Will you quote only the lines starting at the one that contains "Enumerate this screenshot's" and ending with the last line of the listing below, inclusive?

▼▼▼

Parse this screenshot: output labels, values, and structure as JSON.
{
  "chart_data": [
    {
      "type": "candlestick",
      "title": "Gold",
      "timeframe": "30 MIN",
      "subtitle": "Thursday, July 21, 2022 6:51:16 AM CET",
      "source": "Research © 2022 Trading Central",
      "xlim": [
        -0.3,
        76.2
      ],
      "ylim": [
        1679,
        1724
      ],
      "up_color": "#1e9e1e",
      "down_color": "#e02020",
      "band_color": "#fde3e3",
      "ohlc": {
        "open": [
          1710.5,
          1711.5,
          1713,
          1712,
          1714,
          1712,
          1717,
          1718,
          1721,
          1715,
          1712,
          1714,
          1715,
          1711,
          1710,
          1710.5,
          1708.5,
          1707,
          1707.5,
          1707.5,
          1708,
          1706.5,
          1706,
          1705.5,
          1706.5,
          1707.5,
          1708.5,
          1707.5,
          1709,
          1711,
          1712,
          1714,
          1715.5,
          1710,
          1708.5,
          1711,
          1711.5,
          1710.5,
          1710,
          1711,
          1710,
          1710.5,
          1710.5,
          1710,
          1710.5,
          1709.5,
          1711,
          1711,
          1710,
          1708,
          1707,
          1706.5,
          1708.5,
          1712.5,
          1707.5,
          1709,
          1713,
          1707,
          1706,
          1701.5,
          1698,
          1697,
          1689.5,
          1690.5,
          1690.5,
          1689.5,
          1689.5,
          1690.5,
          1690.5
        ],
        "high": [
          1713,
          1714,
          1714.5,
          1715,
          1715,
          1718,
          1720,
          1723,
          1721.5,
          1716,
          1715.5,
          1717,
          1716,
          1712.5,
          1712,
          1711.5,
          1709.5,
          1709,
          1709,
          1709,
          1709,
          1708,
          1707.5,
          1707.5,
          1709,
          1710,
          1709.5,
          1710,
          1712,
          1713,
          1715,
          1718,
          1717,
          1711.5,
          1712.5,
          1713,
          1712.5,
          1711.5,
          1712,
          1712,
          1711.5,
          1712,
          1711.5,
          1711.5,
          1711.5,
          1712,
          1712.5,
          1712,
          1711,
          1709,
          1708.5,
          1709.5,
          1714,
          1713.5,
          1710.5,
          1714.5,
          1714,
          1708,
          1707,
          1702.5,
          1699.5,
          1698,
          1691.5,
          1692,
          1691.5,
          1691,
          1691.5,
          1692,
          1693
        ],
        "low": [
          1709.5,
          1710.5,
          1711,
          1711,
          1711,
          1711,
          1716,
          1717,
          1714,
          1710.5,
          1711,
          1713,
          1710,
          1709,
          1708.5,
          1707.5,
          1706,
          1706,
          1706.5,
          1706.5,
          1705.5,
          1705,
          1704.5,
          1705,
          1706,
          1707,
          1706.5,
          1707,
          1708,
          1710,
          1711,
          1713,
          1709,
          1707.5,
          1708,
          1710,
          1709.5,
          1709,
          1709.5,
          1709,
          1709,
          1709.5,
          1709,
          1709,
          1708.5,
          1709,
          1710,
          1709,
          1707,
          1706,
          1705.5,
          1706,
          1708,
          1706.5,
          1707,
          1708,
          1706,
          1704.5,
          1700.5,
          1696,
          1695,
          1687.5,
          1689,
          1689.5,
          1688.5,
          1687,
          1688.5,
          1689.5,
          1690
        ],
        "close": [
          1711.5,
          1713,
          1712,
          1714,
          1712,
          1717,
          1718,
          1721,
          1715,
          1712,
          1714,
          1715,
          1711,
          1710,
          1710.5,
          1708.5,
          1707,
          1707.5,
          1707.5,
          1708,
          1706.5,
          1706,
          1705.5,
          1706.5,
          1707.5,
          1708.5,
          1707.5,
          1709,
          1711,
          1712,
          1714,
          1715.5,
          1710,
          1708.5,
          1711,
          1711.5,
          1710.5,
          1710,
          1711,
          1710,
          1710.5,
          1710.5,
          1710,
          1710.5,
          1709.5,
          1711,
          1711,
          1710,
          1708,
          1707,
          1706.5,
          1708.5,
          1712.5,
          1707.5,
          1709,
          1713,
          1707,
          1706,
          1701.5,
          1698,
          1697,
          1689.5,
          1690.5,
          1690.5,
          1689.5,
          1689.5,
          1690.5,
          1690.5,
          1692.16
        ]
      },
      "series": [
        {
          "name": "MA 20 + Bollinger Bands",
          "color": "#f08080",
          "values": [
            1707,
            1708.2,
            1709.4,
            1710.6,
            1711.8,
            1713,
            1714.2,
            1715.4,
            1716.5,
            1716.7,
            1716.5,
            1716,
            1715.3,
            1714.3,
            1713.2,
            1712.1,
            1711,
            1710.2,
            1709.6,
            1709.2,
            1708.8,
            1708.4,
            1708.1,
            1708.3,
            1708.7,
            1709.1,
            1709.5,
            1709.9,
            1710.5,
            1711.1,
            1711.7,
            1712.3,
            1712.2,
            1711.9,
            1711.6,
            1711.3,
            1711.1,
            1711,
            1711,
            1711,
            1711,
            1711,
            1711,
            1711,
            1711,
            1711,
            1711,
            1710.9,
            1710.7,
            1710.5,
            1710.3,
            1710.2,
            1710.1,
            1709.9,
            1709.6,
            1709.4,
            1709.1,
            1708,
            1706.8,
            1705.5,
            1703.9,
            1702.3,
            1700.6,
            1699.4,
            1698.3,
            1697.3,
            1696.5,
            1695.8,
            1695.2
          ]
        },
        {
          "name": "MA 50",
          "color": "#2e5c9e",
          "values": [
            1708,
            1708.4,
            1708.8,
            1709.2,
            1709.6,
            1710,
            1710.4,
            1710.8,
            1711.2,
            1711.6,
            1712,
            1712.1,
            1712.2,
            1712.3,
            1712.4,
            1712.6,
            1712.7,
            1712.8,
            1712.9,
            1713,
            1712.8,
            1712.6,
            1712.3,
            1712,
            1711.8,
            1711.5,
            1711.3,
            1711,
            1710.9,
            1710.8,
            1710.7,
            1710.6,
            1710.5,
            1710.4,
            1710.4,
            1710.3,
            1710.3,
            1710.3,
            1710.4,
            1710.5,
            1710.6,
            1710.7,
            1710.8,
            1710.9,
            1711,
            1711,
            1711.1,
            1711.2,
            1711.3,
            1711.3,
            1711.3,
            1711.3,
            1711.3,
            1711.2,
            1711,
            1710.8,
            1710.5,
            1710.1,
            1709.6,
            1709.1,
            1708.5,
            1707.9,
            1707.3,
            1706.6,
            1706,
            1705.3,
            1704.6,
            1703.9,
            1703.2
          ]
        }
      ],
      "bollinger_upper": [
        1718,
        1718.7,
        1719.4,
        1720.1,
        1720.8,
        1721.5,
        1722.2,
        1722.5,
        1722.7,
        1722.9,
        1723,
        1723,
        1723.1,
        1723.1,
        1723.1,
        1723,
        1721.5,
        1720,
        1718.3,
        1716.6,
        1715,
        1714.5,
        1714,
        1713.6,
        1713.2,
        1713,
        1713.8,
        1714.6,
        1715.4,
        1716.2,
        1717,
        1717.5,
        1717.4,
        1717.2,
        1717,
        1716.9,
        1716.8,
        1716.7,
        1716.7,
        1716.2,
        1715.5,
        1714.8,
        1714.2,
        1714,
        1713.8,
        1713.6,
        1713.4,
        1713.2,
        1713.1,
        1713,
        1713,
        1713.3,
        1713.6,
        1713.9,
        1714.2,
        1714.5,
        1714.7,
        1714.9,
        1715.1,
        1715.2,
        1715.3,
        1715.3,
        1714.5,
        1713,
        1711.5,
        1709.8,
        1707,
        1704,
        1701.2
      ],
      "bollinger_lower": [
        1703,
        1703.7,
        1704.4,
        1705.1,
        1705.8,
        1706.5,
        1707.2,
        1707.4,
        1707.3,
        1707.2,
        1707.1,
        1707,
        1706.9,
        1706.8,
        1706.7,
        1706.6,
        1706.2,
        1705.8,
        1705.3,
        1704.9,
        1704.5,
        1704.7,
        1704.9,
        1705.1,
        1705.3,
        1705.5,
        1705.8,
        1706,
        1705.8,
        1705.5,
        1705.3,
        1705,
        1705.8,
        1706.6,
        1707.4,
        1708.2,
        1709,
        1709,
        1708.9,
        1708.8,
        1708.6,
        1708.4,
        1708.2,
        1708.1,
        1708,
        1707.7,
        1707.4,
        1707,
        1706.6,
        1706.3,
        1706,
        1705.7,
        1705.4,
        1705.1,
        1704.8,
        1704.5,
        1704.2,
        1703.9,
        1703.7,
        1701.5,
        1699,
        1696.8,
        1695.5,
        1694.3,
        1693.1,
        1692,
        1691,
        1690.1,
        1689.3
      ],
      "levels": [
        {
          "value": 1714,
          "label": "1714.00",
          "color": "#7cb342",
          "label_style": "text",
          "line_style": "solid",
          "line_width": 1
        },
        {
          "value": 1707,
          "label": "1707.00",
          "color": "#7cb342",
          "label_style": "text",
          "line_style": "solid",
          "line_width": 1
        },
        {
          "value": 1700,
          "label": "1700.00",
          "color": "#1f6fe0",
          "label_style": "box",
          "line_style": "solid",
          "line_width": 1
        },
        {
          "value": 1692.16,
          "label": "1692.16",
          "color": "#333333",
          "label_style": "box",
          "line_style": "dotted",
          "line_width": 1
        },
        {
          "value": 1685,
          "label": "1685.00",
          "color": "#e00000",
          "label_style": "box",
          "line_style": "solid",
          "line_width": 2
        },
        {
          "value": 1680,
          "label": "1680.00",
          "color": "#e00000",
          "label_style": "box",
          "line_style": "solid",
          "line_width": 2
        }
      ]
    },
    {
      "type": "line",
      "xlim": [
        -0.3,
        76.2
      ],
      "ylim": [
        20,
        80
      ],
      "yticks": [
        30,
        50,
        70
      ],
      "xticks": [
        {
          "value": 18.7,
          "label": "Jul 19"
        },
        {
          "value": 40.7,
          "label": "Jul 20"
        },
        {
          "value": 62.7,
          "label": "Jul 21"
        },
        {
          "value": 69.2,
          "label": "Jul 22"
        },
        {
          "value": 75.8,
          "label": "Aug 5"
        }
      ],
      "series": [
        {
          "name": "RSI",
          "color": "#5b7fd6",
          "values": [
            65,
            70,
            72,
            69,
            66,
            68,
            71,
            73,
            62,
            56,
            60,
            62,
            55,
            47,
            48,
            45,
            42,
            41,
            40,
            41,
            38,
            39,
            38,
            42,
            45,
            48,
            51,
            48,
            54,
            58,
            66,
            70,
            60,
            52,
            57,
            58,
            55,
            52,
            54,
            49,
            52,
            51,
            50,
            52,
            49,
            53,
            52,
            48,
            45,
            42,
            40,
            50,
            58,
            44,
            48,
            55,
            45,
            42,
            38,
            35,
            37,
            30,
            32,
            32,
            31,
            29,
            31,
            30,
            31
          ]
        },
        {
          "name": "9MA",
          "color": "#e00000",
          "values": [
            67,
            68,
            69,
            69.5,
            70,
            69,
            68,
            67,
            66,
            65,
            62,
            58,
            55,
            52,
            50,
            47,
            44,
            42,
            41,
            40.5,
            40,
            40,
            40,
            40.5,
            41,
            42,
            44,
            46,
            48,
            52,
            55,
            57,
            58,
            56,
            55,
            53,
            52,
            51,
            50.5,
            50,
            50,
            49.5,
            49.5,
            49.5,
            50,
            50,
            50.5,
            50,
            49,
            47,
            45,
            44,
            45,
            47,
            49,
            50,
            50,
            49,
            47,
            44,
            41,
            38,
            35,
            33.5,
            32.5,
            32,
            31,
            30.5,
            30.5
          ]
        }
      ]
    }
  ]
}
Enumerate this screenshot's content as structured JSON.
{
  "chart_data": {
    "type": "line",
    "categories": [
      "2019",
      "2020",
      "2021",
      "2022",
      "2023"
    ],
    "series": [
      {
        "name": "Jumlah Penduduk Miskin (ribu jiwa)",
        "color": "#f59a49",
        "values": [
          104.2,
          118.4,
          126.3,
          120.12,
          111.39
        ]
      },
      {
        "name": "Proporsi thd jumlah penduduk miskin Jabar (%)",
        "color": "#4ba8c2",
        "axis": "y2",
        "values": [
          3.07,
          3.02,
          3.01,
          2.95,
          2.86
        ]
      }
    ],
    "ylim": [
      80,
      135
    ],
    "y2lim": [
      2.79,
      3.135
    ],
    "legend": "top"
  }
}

▲▲▲

#### Output:
Enumerate this screenshot's content as structured JSON.
{
  "chart_data": {
    "type": "line",
    "categories": [
      "2019",
      "2020",
      "2021",
      "2022",
      "2023"
    ],
    "series": [
      {
        "name": "Jumlah Penduduk Miskin (ribu jiwa)",
        "color": "#f59a49",
        "values": [
          104.2,
          118.4,
          126.3,
          120.12,
          111.39
        ]
      },
      {
        "name": "Proporsi thd jumlah penduduk miskin Jabar (%)",
        "color": "#4ba8c2",
        "axis": "y2",
        "values": [
          3.07,
          3.02,
          3.01,
          2.95,
          2.86
        ]
      }
    ],
    "ylim": [
      80,
      135
    ],
    "y2lim": [
      2.79,
      3.135
    ],
    "legend": "top"
  }
}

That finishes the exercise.